**THE RECORDS:**
-*-*-

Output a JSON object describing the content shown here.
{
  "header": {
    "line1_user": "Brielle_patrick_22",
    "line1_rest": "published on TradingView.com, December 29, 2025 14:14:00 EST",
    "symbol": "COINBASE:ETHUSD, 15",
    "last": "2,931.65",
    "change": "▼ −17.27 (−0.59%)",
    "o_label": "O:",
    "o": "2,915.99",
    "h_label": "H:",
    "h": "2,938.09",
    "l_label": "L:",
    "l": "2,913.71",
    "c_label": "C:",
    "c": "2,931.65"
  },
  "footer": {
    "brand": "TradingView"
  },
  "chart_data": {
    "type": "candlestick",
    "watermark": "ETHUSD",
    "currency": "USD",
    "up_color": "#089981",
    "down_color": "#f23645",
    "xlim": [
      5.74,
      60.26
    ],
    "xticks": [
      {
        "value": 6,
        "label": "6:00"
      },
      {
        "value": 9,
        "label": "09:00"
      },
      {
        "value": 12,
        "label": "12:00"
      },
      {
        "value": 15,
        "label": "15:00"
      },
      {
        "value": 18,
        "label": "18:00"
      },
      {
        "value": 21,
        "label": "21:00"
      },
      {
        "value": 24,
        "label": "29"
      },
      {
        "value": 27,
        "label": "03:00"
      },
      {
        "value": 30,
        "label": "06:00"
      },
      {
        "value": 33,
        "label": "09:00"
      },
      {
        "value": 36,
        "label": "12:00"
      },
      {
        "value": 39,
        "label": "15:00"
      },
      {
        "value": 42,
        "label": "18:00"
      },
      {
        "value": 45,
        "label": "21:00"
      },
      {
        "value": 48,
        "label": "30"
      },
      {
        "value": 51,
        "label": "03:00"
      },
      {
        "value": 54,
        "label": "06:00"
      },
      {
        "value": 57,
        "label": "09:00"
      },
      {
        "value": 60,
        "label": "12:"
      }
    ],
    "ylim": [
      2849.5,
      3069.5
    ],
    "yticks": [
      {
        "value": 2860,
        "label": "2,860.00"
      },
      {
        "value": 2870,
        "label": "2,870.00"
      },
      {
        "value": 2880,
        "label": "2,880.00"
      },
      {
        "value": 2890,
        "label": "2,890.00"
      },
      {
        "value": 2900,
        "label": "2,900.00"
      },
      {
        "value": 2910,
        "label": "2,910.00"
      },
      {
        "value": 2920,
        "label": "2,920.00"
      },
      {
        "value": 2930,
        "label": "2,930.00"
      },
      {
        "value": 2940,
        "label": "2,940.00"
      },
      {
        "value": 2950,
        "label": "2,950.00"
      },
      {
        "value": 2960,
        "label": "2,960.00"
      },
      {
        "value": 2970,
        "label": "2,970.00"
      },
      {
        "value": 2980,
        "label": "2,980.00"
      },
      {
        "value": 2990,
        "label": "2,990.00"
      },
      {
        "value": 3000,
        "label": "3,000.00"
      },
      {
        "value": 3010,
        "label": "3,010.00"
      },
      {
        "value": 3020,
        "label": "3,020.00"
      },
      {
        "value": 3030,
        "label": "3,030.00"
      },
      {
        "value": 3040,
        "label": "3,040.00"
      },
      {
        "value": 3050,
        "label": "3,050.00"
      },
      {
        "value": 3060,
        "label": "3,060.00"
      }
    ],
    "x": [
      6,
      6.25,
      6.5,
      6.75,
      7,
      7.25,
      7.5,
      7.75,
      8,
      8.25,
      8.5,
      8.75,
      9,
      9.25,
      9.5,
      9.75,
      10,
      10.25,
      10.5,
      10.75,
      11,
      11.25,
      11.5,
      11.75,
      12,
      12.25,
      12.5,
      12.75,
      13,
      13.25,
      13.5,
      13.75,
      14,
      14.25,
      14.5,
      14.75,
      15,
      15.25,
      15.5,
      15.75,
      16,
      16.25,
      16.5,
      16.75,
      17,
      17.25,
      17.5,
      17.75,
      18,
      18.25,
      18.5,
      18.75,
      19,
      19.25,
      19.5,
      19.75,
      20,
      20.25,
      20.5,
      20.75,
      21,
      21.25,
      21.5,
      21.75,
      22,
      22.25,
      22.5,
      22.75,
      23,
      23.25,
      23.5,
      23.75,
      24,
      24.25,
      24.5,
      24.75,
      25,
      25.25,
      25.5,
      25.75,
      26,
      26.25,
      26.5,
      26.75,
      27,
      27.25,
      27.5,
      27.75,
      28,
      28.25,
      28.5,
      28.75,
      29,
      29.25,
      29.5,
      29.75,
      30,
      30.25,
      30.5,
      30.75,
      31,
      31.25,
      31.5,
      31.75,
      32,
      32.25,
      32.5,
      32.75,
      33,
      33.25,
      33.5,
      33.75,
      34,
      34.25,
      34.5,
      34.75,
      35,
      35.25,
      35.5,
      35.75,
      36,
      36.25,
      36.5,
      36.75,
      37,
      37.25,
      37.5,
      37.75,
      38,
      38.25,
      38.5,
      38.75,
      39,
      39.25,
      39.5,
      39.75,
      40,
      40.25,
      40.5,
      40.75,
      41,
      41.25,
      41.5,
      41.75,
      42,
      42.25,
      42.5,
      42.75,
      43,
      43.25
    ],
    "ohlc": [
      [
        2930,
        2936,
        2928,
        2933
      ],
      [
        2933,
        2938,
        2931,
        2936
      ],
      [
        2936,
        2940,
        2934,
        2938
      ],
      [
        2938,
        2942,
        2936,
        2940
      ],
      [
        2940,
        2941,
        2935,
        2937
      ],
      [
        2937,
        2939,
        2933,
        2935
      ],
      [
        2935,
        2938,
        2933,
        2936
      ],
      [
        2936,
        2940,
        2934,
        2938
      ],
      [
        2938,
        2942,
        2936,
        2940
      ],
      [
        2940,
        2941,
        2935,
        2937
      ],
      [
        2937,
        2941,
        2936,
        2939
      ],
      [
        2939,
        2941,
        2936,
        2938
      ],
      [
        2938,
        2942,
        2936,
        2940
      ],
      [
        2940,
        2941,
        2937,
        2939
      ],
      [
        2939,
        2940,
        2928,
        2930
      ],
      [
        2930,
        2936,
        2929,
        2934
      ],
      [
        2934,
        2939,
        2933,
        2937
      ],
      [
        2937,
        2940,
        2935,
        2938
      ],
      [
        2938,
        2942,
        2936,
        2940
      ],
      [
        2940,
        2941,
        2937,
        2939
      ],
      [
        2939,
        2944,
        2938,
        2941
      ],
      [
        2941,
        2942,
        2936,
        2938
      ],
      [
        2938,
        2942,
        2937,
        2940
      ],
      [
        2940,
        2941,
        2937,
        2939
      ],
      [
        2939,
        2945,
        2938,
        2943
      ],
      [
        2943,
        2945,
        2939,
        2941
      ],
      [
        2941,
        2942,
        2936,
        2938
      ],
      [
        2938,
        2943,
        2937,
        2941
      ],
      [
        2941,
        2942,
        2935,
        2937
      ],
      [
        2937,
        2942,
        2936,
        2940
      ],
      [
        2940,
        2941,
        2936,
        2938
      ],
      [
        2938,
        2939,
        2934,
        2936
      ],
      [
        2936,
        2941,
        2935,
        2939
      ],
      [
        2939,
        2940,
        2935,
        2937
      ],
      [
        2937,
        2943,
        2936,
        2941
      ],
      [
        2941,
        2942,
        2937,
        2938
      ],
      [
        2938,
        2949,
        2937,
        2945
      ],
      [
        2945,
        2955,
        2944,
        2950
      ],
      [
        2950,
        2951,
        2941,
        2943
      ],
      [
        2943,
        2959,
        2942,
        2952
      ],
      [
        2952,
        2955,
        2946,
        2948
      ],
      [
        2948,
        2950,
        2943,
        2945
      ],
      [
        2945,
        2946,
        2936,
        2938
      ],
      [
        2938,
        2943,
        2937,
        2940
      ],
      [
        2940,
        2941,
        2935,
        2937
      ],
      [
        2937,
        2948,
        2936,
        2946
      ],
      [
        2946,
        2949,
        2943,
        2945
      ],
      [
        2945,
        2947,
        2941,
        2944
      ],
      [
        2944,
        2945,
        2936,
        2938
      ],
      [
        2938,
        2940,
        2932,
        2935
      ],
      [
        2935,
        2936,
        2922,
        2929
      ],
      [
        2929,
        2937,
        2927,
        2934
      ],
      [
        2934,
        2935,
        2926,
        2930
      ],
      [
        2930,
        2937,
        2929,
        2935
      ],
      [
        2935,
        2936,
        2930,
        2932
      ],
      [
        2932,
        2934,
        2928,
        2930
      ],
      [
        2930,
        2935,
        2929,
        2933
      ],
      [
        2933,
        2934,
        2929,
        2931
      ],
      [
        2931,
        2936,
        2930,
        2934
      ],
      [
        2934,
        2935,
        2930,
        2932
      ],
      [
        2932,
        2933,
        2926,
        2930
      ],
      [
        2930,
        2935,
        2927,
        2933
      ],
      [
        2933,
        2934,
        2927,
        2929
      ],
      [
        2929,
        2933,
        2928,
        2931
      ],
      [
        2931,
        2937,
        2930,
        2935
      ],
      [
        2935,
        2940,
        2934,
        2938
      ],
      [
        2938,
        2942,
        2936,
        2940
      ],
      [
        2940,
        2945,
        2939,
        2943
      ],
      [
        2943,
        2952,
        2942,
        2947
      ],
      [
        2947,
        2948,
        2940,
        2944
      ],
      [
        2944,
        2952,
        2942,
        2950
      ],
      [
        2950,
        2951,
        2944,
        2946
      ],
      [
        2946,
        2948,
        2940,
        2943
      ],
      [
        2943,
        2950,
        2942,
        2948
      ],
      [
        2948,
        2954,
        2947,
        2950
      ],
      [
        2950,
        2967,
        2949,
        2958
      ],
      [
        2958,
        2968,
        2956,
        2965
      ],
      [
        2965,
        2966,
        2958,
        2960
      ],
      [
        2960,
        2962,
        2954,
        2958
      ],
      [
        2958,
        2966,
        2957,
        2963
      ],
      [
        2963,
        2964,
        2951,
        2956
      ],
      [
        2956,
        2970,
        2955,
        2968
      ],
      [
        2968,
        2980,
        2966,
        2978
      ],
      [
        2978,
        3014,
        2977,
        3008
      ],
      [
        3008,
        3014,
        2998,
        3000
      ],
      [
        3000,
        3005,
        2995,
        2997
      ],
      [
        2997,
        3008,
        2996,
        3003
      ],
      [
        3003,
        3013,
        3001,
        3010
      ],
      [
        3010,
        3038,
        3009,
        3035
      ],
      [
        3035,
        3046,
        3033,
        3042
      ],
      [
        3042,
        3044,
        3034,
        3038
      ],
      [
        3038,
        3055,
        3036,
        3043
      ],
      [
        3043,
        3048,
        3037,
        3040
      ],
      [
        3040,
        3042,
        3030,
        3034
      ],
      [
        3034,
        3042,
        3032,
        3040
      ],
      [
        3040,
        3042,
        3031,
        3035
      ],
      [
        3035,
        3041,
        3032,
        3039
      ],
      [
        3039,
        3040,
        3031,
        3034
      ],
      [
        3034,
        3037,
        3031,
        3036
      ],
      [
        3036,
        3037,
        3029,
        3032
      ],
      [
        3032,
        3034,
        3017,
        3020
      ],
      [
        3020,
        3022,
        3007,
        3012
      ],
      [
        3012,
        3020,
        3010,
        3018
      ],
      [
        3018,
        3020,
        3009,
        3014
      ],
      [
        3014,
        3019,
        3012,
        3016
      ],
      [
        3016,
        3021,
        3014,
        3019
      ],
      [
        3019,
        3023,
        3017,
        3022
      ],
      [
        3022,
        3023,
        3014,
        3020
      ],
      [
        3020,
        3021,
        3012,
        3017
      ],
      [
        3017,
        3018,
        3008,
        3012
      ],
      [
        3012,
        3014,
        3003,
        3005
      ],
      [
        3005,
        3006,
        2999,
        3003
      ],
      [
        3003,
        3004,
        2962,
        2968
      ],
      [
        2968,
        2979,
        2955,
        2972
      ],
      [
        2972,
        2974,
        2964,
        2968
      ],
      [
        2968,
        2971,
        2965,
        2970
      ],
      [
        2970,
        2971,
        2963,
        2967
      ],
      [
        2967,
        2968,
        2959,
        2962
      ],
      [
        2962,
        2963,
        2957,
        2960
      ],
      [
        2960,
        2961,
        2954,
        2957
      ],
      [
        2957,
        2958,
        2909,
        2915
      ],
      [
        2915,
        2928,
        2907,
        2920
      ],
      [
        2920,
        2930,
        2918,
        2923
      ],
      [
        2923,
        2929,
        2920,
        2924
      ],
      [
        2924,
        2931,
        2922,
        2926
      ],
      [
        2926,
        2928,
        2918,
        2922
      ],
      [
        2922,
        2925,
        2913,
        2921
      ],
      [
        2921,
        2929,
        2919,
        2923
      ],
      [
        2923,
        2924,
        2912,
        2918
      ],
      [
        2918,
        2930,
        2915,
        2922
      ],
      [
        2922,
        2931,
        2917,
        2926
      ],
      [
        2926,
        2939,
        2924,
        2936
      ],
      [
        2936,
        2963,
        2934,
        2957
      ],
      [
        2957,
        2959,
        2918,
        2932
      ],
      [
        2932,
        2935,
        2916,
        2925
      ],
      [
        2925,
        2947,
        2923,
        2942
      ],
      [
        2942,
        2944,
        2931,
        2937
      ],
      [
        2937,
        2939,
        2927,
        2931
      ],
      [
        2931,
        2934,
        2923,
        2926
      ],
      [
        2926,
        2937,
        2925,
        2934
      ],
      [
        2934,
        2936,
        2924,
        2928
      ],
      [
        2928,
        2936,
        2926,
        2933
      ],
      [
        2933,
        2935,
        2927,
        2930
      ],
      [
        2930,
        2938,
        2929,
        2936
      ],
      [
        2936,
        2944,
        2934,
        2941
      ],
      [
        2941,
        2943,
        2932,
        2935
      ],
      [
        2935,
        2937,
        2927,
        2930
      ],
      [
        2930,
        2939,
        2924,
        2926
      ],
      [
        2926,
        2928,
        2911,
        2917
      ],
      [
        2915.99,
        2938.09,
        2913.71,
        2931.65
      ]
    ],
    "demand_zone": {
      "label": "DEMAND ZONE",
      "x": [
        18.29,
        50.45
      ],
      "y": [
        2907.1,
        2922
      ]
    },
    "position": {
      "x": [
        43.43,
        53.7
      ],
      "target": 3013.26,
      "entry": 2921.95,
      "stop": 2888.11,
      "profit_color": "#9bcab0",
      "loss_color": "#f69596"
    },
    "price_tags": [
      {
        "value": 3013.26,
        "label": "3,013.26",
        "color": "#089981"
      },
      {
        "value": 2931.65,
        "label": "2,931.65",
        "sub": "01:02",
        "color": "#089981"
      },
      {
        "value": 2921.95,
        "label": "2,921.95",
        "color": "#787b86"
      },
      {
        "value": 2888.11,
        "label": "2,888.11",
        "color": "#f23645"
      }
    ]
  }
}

-*-*-

**SHORT EXERCISE:**
Scan the records above for the string "TradingView", then select every line that holds it.

**SOLUTION TO THIS PROBLEM:**
    "line1_rest": "published on TradingView.com, December 29, 2025 14:14:00 EST",
    "brand": "TradingView"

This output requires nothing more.